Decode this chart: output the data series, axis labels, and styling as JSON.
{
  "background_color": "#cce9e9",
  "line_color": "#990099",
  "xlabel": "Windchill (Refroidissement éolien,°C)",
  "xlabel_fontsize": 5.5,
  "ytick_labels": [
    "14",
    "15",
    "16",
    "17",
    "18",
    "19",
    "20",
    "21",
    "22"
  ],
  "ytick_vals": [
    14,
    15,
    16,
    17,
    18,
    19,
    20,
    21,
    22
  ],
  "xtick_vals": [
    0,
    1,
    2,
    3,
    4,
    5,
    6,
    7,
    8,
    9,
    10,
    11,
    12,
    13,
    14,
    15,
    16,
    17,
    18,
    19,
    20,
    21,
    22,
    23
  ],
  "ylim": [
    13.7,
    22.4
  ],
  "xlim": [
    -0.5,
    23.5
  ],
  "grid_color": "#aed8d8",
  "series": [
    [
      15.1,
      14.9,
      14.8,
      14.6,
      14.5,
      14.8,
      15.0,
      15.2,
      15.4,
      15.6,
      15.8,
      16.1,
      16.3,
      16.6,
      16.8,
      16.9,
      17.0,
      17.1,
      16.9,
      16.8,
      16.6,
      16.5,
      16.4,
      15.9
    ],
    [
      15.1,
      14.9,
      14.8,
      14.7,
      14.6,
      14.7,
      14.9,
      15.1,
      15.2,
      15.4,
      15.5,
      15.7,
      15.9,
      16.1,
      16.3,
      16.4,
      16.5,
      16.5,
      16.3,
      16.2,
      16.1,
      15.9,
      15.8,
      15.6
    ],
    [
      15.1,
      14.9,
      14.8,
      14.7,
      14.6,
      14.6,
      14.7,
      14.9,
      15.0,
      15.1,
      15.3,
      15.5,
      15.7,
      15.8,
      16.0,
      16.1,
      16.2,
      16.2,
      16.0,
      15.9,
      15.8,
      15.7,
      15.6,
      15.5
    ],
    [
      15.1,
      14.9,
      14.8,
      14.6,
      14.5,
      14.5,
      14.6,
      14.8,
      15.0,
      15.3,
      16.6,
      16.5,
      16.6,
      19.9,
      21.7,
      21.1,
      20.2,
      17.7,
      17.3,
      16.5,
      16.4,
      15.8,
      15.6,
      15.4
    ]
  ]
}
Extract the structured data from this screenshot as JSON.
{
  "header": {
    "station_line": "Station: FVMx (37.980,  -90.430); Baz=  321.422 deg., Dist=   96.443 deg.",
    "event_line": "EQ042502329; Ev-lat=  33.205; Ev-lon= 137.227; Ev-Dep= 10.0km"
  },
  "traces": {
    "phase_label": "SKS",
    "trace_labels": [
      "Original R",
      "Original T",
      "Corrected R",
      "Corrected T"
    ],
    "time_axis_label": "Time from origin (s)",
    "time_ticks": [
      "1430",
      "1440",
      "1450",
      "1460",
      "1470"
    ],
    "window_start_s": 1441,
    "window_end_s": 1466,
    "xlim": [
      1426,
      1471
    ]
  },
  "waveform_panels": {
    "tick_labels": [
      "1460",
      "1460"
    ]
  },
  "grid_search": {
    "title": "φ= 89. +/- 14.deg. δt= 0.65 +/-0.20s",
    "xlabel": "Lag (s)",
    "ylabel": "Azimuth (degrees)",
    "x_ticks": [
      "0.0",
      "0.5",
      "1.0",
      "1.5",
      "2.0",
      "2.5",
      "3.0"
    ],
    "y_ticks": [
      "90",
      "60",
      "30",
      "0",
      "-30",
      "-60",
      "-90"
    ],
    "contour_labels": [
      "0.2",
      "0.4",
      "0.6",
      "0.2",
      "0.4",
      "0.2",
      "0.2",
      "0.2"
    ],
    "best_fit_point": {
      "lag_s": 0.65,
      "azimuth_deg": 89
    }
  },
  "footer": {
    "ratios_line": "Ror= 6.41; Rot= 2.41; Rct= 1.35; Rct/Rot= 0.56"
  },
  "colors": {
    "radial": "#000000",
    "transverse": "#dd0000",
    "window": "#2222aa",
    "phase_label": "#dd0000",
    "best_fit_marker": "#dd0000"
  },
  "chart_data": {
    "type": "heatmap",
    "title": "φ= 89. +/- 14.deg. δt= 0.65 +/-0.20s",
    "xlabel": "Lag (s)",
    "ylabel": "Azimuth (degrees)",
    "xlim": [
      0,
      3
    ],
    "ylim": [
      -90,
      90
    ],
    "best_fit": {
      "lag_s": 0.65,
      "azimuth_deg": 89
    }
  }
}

Required task
In the entries above, identify every line with the string "JSON".

Solution to the exercise
Decode this chart: output the data series, axis labels, and styling as JSON.
Extract the structured data from this screenshot as JSON.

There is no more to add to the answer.